■ Written problem
Gather all lines with "color" from the records.

= = =

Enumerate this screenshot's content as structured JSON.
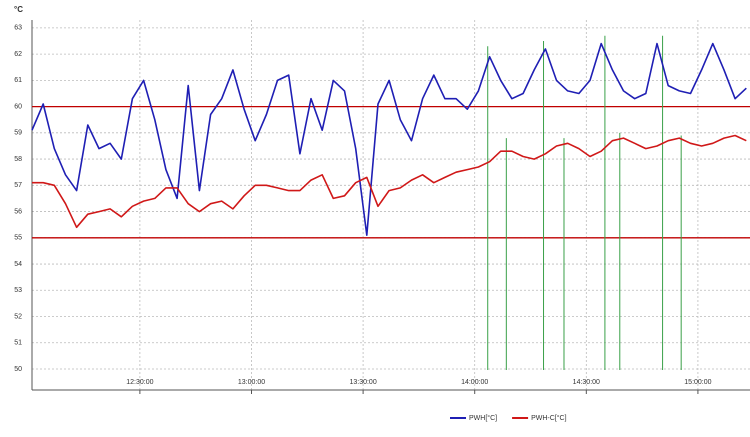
{
  "chart_data": {
    "type": "line",
    "y_axis_label": "°C",
    "x": [
      "12:01:00",
      "12:04:00",
      "12:07:00",
      "12:10:00",
      "12:13:00",
      "12:16:00",
      "12:19:00",
      "12:22:00",
      "12:25:00",
      "12:28:00",
      "12:31:00",
      "12:34:00",
      "12:37:00",
      "12:40:00",
      "12:43:00",
      "12:46:00",
      "12:49:00",
      "12:52:00",
      "12:55:00",
      "12:58:00",
      "13:01:00",
      "13:04:00",
      "13:07:00",
      "13:10:00",
      "13:13:00",
      "13:16:00",
      "13:19:00",
      "13:22:00",
      "13:25:00",
      "13:28:00",
      "13:31:00",
      "13:34:00",
      "13:37:00",
      "13:40:00",
      "13:43:00",
      "13:46:00",
      "13:49:00",
      "13:52:00",
      "13:55:00",
      "13:58:00",
      "14:01:00",
      "14:04:00",
      "14:07:00",
      "14:10:00",
      "14:13:00",
      "14:16:00",
      "14:19:00",
      "14:22:00",
      "14:25:00",
      "14:28:00",
      "14:31:00",
      "14:34:00",
      "14:37:00",
      "14:40:00",
      "14:43:00",
      "14:46:00",
      "14:49:00",
      "14:52:00",
      "14:55:00",
      "14:58:00",
      "15:01:00",
      "15:04:00",
      "15:07:00",
      "15:10:00",
      "15:13:00"
    ],
    "series": [
      {
        "name": "PWH[°C]",
        "color": "#1f1fb4",
        "values": [
          59.1,
          60.1,
          58.4,
          57.4,
          56.8,
          59.3,
          58.4,
          58.6,
          58.0,
          60.3,
          61.0,
          59.5,
          57.6,
          56.5,
          60.8,
          56.8,
          59.7,
          60.3,
          61.4,
          59.9,
          58.7,
          59.7,
          61.0,
          61.2,
          58.2,
          60.3,
          59.1,
          61.0,
          60.6,
          58.4,
          55.1,
          60.1,
          61.0,
          59.5,
          58.7,
          60.3,
          61.2,
          60.3,
          60.3,
          59.9,
          60.6,
          61.9,
          61.0,
          60.3,
          60.5,
          61.4,
          62.2,
          61.0,
          60.6,
          60.5,
          61.0,
          62.4,
          61.4,
          60.6,
          60.3,
          60.5,
          62.4,
          60.8,
          60.6,
          60.5,
          61.4,
          62.4,
          61.4,
          60.3,
          60.7
        ]
      },
      {
        "name": "PWH-C[°C]",
        "color": "#d01818",
        "values": [
          57.1,
          57.1,
          57.0,
          56.3,
          55.4,
          55.9,
          56.0,
          56.1,
          55.8,
          56.2,
          56.4,
          56.5,
          56.9,
          56.9,
          56.3,
          56.0,
          56.3,
          56.4,
          56.1,
          56.6,
          57.0,
          57.0,
          56.9,
          56.8,
          56.8,
          57.2,
          57.4,
          56.5,
          56.6,
          57.1,
          57.3,
          56.2,
          56.8,
          56.9,
          57.2,
          57.4,
          57.1,
          57.3,
          57.5,
          57.6,
          57.7,
          57.9,
          58.3,
          58.3,
          58.1,
          58.0,
          58.2,
          58.5,
          58.6,
          58.4,
          58.1,
          58.3,
          58.7,
          58.8,
          58.6,
          58.4,
          58.5,
          58.7,
          58.8,
          58.6,
          58.5,
          58.6,
          58.8,
          58.9,
          58.7
        ]
      }
    ],
    "reference_lines": {
      "color": "#c00000",
      "values": [
        60,
        55
      ]
    },
    "markers": {
      "color": "#3aa048",
      "x": [
        "14:03:30",
        "14:08:30",
        "14:18:30",
        "14:24:00",
        "14:35:00",
        "14:39:00",
        "14:50:30",
        "14:55:30"
      ],
      "top": [
        62.3,
        58.8,
        62.5,
        58.8,
        62.7,
        59.0,
        62.7,
        58.9
      ]
    },
    "xlim": [
      "12:01:00",
      "15:14:00"
    ],
    "xticks": [
      "12:30:00",
      "13:00:00",
      "13:30:00",
      "14:00:00",
      "14:30:00",
      "15:00:00"
    ],
    "ylim": [
      49.2,
      63.3
    ],
    "yticks": [
      50,
      51,
      52,
      53,
      54,
      55,
      56,
      57,
      58,
      59,
      60,
      61,
      62,
      63
    ],
    "grid": true,
    "legend": "bottom"
  }
}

= = =

■ Output
        "color": "#1f1fb4",
        "color": "#d01818",
      "color": "#c00000",
      "color": "#3aa048",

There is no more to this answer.